Stored data:
☆ ☆ ☆ ☆ ☆
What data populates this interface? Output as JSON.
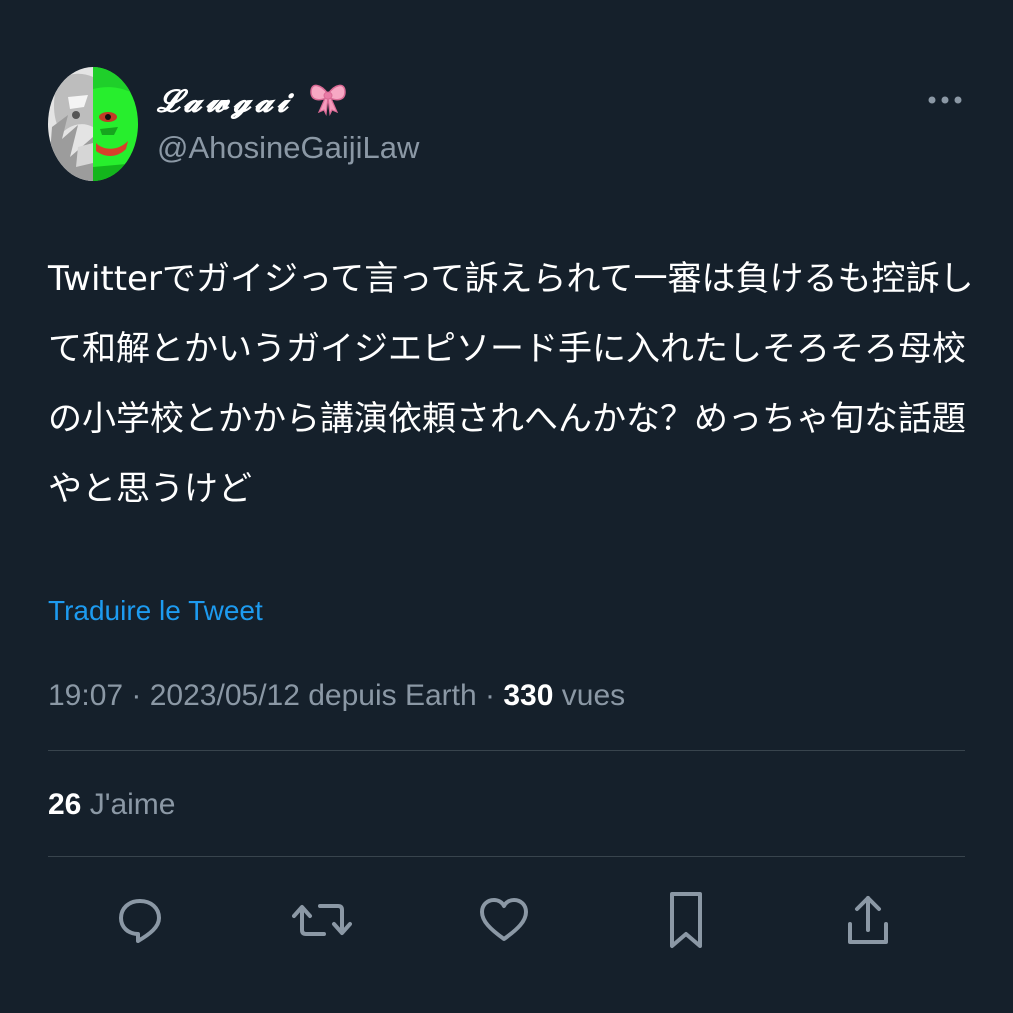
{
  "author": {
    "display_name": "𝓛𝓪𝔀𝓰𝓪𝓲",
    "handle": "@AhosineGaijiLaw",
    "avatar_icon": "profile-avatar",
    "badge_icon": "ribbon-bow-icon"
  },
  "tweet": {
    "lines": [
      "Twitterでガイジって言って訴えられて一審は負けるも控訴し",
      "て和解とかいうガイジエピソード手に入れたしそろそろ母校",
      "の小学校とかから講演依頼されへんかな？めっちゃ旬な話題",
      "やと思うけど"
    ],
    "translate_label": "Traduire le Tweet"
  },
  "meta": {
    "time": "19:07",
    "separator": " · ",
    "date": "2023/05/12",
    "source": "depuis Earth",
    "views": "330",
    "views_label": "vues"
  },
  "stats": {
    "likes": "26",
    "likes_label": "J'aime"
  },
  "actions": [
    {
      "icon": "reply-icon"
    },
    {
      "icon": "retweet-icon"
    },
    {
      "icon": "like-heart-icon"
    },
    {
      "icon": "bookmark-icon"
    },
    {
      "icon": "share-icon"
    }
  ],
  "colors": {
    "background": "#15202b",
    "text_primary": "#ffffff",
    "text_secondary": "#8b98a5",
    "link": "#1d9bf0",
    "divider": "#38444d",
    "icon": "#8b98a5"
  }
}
☆ ☆ ☆ ☆ ☆
:: INSTRUCTION ::
Every line above should be returned exactly; the pictures stay out.

:: TASK RESULT ::
What data populates this interface? Output as JSON.
{
  "author": {
    "display_name": "𝓛𝓪𝔀𝓰𝓪𝓲",
    "handle": "@AhosineGaijiLaw",
    "avatar_icon": "profile-avatar",
    "badge_icon": "ribbon-bow-icon"
  },
  "tweet": {
    "lines": [
      "Twitterでガイジって言って訴えられて一審は負けるも控訴し",
      "て和解とかいうガイジエピソード手に入れたしそろそろ母校",
      "の小学校とかから講演依頼されへんかな？めっちゃ旬な話題",
      "やと思うけど"
    ],
    "translate_label": "Traduire le Tweet"
  },
  "meta": {
    "time": "19:07",
    "separator": " · ",
    "date": "2023/05/12",
    "source": "depuis Earth",
    "views": "330",
    "views_label": "vues"
  },
  "stats": {
    "likes": "26",
    "likes_label": "J'aime"
  },
  "actions": [
    {
      "icon": "reply-icon"
    },
    {
      "icon": "retweet-icon"
    },
    {
      "icon": "like-heart-icon"
    },
    {
      "icon": "bookmark-icon"
    },
    {
      "icon": "share-icon"
    }
  ],
  "colors": {
    "background": "#15202b",
    "text_primary": "#ffffff",
    "text_secondary": "#8b98a5",
    "link": "#1d9bf0",
    "divider": "#38444d",
    "icon": "#8b98a5"
  }
}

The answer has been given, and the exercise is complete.